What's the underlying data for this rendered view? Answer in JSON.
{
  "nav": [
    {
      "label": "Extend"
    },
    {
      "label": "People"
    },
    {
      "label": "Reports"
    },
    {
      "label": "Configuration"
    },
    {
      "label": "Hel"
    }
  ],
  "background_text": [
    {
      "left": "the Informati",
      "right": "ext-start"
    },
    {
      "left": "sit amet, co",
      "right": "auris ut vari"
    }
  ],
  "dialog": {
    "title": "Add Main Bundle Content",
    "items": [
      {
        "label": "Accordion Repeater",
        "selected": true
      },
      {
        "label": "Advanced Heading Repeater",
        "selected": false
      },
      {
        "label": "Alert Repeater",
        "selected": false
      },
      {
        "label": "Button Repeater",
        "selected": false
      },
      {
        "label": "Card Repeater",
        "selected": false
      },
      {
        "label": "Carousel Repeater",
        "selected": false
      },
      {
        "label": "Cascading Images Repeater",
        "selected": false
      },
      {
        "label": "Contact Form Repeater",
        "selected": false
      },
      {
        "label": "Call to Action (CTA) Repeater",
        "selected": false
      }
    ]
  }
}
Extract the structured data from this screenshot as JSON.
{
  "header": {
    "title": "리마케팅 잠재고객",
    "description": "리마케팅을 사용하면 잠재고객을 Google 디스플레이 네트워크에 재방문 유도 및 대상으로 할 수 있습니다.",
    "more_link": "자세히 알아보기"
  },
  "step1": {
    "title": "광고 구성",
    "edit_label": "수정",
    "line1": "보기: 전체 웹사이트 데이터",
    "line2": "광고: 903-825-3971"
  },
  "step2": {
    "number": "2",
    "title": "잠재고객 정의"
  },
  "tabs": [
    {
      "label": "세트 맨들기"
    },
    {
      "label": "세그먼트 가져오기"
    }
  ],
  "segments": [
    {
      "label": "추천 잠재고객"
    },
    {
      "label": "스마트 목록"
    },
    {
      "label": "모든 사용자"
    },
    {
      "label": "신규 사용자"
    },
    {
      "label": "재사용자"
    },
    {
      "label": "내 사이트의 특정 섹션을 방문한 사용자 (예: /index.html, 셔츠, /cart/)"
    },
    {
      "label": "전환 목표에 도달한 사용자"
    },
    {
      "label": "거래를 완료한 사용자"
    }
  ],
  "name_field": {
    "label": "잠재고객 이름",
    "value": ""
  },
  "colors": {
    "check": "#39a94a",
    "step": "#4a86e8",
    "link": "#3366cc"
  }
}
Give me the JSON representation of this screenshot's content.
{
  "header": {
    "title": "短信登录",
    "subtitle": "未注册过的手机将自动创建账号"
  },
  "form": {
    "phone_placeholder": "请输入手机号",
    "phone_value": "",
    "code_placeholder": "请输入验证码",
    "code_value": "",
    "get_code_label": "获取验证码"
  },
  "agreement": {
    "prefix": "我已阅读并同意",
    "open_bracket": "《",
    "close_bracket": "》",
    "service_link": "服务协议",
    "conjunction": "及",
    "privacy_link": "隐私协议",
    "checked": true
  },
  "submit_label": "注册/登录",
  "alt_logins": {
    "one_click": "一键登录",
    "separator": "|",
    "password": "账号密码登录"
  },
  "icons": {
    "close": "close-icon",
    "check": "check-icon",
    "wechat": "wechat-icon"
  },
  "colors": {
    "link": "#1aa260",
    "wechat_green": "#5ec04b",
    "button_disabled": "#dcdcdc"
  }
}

------------

Output each record exactly, leaving nothing out.

What's the underlying data for this rendered view? Answer in JSON.
{
  "nav": [
    {
      "label": "Extend"
    },
    {
      "label": "People"
    },
    {
      "label": "Reports"
    },
    {
      "label": "Configuration"
    },
    {
      "label": "Hel"
    }
  ],
  "background_text": [
    {
      "left": "the Informati",
      "right": "ext-start"
    },
    {
      "left": "sit amet, co",
      "right": "auris ut vari"
    }
  ],
  "dialog": {
    "title": "Add Main Bundle Content",
    "items": [
      {
        "label": "Accordion Repeater",
        "selected": true
      },
      {
        "label": "Advanced Heading Repeater",
        "selected": false
      },
      {
        "label": "Alert Repeater",
        "selected": false
      },
      {
        "label": "Button Repeater",
        "selected": false
      },
      {
        "label": "Card Repeater",
        "selected": false
      },
      {
        "label": "Carousel Repeater",
        "selected": false
      },
      {
        "label": "Cascading Images Repeater",
        "selected": false
      },
      {
        "label": "Contact Form Repeater",
        "selected": false
      },
      {
        "label": "Call to Action (CTA) Repeater",
        "selected": false
      }
    ]
  }
}
Extract the structured data from this screenshot as JSON.
{
  "header": {
    "title": "리마케팅 잠재고객",
    "description": "리마케팅을 사용하면 잠재고객을 Google 디스플레이 네트워크에 재방문 유도 및 대상으로 할 수 있습니다.",
    "more_link": "자세히 알아보기"
  },
  "step1": {
    "title": "광고 구성",
    "edit_label": "수정",
    "line1": "보기: 전체 웹사이트 데이터",
    "line2": "광고: 903-825-3971"
  },
  "step2": {
    "number": "2",
    "title": "잠재고객 정의"
  },
  "tabs": [
    {
      "label": "세트 맨들기"
    },
    {
      "label": "세그먼트 가져오기"
    }
  ],
  "segments": [
    {
      "label": "추천 잠재고객"
    },
    {
      "label": "스마트 목록"
    },
    {
      "label": "모든 사용자"
    },
    {
      "label": "신규 사용자"
    },
    {
      "label": "재사용자"
    },
    {
      "label": "내 사이트의 특정 섹션을 방문한 사용자 (예: /index.html, 셔츠, /cart/)"
    },
    {
      "label": "전환 목표에 도달한 사용자"
    },
    {
      "label": "거래를 완료한 사용자"
    }
  ],
  "name_field": {
    "label": "잠재고객 이름",
    "value": ""
  },
  "colors": {
    "check": "#39a94a",
    "step": "#4a86e8",
    "link": "#3366cc"
  }
}
Give me the JSON representation of this screenshot's content.
{
  "header": {
    "title": "短信登录",
    "subtitle": "未注册过的手机将自动创建账号"
  },
  "form": {
    "phone_placeholder": "请输入手机号",
    "phone_value": "",
    "code_placeholder": "请输入验证码",
    "code_value": "",
    "get_code_label": "获取验证码"
  },
  "agreement": {
    "prefix": "我已阅读并同意",
    "open_bracket": "《",
    "close_bracket": "》",
    "service_link": "服务协议",
    "conjunction": "及",
    "privacy_link": "隐私协议",
    "checked": true
  },
  "submit_label": "注册/登录",
  "alt_logins": {
    "one_click": "一键登录",
    "separator": "|",
    "password": "账号密码登录"
  },
  "icons": {
    "close": "close-icon",
    "check": "check-icon",
    "wechat": "wechat-icon"
  },
  "colors": {
    "link": "#1aa260",
    "wechat_green": "#5ec04b",
    "button_disabled": "#dcdcdc"
  }
}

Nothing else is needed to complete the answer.